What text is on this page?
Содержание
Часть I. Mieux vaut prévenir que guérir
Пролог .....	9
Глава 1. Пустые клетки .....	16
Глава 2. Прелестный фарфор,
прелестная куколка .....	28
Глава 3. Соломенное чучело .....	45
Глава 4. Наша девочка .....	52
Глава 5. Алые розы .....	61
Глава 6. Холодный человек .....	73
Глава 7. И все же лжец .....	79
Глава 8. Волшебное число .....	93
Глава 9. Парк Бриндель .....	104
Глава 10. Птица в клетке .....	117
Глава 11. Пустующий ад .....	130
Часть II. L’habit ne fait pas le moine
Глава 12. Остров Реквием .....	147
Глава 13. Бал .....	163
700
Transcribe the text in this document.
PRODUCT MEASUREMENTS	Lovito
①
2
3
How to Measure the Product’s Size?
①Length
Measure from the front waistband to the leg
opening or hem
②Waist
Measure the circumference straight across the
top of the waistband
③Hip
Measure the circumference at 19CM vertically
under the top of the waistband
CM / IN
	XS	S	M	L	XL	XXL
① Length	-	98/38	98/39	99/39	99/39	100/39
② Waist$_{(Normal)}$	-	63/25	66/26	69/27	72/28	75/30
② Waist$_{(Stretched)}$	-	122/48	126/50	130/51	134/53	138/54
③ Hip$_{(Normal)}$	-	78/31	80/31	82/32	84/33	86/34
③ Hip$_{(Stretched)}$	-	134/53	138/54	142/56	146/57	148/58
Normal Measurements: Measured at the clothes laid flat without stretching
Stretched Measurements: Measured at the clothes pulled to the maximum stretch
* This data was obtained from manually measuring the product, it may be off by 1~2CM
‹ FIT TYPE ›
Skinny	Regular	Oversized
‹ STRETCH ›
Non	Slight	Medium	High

● ● ● ●

● Short task: Retype every entry word for word.

● Written response:
What text is on this page?
Содержание
Часть I. Mieux vaut prévenir que guérir
Пролог .....	9
Глава 1. Пустые клетки .....	16
Глава 2. Прелестный фарфор,
прелестная куколка .....	28
Глава 3. Соломенное чучело .....	45
Глава 4. Наша девочка .....	52
Глава 5. Алые розы .....	61
Глава 6. Холодный человек .....	73
Глава 7. И все же лжец .....	79
Глава 8. Волшебное число .....	93
Глава 9. Парк Бриндель .....	104
Глава 10. Птица в клетке .....	117
Глава 11. Пустующий ад .....	130
Часть II. L’habit ne fait pas le moine
Глава 12. Остров Реквием .....	147
Глава 13. Бал .....	163
700
Transcribe the text in this document.
PRODUCT MEASUREMENTS	Lovito
①
2
3
How to Measure the Product’s Size?
①Length
Measure from the front waistband to the leg
opening or hem
②Waist
Measure the circumference straight across the
top of the waistband
③Hip
Measure the circumference at 19CM vertically
under the top of the waistband
CM / IN
	XS	S	M	L	XL	XXL
① Length	-	98/38	98/39	99/39	99/39	100/39
② Waist$_{(Normal)}$	-	63/25	66/26	69/27	72/28	75/30
② Waist$_{(Stretched)}$	-	122/48	126/50	130/51	134/53	138/54
③ Hip$_{(Normal)}$	-	78/31	80/31	82/32	84/33	86/34
③ Hip$_{(Stretched)}$	-	134/53	138/54	142/56	146/57	148/58
Normal Measurements: Measured at the clothes laid flat without stretching
Stretched Measurements: Measured at the clothes pulled to the maximum stretch
* This data was obtained from manually measuring the product, it may be off by 1~2CM
‹ FIT TYPE ›
Skinny	Regular	Oversized
‹ STRETCH ›
Non	Slight	Medium	High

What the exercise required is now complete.